++++ Data shown

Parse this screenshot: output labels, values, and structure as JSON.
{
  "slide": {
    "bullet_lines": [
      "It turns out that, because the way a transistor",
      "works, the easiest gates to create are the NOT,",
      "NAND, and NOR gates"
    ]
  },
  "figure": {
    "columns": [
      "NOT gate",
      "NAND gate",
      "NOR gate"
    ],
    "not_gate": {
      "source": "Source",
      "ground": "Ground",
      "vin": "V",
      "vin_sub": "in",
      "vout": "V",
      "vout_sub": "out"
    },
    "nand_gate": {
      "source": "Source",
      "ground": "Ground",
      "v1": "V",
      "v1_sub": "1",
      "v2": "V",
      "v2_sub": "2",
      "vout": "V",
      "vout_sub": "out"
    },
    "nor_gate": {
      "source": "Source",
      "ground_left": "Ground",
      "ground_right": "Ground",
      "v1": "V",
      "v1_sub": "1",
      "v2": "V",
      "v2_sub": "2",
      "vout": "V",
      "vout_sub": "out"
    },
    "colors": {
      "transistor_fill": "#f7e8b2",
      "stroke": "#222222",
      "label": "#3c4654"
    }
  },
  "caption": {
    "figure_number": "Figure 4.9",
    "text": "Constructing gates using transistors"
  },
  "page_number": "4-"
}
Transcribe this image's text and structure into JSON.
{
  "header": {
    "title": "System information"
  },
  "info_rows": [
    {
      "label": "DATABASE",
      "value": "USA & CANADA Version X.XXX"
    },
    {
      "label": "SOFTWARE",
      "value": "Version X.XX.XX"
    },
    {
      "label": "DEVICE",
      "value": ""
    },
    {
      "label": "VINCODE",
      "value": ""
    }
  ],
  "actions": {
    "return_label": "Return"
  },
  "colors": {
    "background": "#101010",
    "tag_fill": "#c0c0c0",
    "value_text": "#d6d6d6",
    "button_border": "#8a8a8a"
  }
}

++++++++
++++ Data shown

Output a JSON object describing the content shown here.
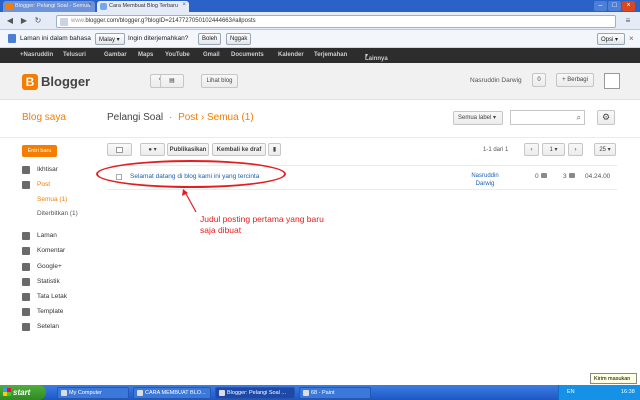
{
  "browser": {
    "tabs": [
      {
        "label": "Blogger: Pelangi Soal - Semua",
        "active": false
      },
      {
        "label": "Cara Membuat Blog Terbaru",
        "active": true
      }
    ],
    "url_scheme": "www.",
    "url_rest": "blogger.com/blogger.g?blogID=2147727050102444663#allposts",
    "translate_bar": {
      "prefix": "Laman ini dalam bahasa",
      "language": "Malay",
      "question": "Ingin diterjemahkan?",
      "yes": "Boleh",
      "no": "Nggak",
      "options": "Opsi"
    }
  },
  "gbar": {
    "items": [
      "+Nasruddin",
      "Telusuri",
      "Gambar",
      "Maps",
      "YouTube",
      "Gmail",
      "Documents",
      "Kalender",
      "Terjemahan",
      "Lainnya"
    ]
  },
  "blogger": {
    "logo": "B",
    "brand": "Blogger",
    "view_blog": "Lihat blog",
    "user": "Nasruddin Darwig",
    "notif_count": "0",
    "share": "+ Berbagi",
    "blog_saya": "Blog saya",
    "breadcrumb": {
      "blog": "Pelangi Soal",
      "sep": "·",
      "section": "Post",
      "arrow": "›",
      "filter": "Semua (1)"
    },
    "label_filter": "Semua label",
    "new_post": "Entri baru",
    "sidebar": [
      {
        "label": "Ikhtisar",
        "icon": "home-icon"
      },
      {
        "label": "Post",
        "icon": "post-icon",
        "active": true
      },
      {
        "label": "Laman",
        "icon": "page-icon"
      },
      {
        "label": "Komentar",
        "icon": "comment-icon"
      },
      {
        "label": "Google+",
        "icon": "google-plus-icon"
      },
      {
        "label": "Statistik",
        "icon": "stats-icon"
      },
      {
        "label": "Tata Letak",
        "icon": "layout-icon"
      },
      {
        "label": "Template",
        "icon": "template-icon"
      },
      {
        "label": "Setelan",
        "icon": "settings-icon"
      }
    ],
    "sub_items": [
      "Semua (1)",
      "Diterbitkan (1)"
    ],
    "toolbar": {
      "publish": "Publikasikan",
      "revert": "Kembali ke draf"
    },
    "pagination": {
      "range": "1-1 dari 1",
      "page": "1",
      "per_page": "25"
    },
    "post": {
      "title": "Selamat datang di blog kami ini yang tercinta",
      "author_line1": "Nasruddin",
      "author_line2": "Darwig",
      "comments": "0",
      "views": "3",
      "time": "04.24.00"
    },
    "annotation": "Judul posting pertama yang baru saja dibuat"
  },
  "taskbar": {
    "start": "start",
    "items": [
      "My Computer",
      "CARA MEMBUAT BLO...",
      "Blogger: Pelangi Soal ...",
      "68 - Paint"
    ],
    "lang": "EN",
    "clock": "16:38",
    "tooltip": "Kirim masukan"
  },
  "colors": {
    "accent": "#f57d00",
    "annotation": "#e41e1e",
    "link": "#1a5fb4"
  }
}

++++++++

Report all lines of the data that include the word "Nasruddin".

      "+Nasruddin",
    "user": "Nasruddin Darwig",
      "author_line1": "Nasruddin",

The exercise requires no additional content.